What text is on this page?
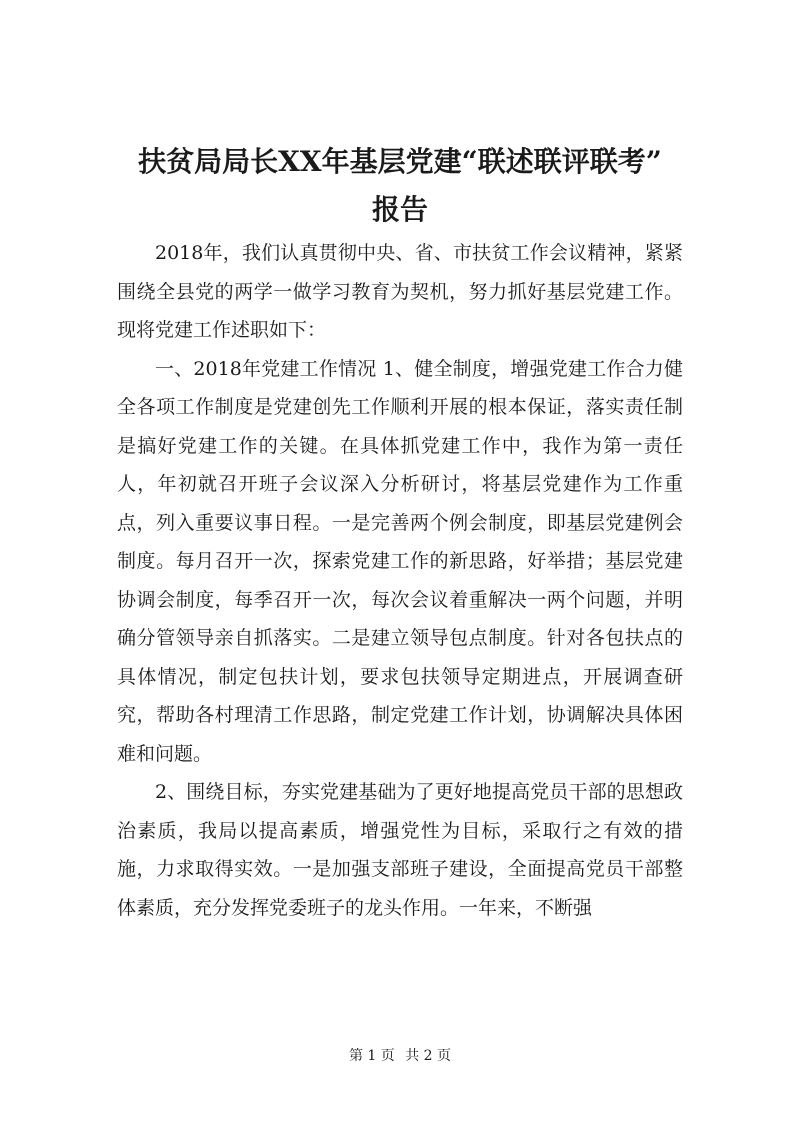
扶贫局局长XX年基层党建“联述联评联考”
报告

2018年，我们认真贯彻中央、省、市扶贫工作会议精神，紧紧围绕全县党的两学一做学习教育为契机，努力抓好基层党建工作。现将党建工作述职如下：

一、2018年党建工作情况 1、健全制度，增强党建工作合力健全各项工作制度是党建创先工作顺利开展的根本保证，落实责任制是搞好党建工作的关键。在具体抓党建工作中，我作为第一责任人，年初就召开班子会议深入分析研讨，将基层党建作为工作重点，列入重要议事日程。一是完善两个例会制度，即基层党建例会制度。每月召开一次，探索党建工作的新思路，好举措；基层党建协调会制度，每季召开一次，每次会议着重解决一两个问题，并明确分管领导亲自抓落实。二是建立领导包点制度。针对各包扶点的具体情况，制定包扶计划，要求包扶领导定期进点，开展调查研究，帮助各村理清工作思路，制定党建工作计划，协调解决具体困难和问题。

2、围绕目标，夯实党建基础为了更好地提高党员干部的思想政治素质，我局以提高素质，增强党性为目标，采取行之有效的措施，力求取得实效。一是加强支部班子建设，全面提高党员干部整体素质，充分发挥党委班子的龙头作用。一年来，不断强

第 1 页 共 2 页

- **Your objective**
Quote the data above in full and without alteration; skip the pictures.

- **Solution to this exercise**
What text is on this page?
扶贫局局长XX年基层党建“联述联评联考”
报告

2018年，我们认真贯彻中央、省、市扶贫工作会议精神，紧紧围绕全县党的两学一做学习教育为契机，努力抓好基层党建工作。现将党建工作述职如下：

一、2018年党建工作情况 1、健全制度，增强党建工作合力健全各项工作制度是党建创先工作顺利开展的根本保证，落实责任制是搞好党建工作的关键。在具体抓党建工作中，我作为第一责任人，年初就召开班子会议深入分析研讨，将基层党建作为工作重点，列入重要议事日程。一是完善两个例会制度，即基层党建例会制度。每月召开一次，探索党建工作的新思路，好举措；基层党建协调会制度，每季召开一次，每次会议着重解决一两个问题，并明确分管领导亲自抓落实。二是建立领导包点制度。针对各包扶点的具体情况，制定包扶计划，要求包扶领导定期进点，开展调查研究，帮助各村理清工作思路，制定党建工作计划，协调解决具体困难和问题。

2、围绕目标，夯实党建基础为了更好地提高党员干部的思想政治素质，我局以提高素质，增强党性为目标，采取行之有效的措施，力求取得实效。一是加强支部班子建设，全面提高党员干部整体素质，充分发挥党委班子的龙头作用。一年来，不断强

第 1 页 共 2 页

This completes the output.